__What is asked__. Extract each line from the entries below that has the string "name" in it.

__Task input__.
# # # # # # #
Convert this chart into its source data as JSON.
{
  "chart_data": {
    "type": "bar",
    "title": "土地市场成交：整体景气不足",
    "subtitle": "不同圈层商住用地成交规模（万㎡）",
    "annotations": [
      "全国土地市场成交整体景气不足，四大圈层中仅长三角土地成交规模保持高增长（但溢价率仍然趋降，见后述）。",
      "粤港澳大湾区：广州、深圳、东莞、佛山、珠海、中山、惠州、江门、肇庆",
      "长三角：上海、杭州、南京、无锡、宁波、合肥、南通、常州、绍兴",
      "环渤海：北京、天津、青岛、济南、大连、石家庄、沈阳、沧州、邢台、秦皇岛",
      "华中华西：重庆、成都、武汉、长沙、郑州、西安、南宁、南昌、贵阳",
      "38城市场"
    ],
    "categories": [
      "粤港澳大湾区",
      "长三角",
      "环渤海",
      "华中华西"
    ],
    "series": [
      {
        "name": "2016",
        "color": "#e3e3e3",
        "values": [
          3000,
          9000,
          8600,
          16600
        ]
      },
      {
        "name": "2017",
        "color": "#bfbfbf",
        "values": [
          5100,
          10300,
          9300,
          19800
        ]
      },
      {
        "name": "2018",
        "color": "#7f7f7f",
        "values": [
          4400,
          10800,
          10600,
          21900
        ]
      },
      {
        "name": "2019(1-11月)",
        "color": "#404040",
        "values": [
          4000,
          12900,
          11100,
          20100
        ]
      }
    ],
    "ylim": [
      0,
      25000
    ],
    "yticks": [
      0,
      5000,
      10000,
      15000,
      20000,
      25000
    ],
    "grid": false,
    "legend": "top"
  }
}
# # # # # # #
__Full solution__.
        "name": "2016",
        "name": "2017",
        "name": "2018",
        "name": "2019(1-11月)",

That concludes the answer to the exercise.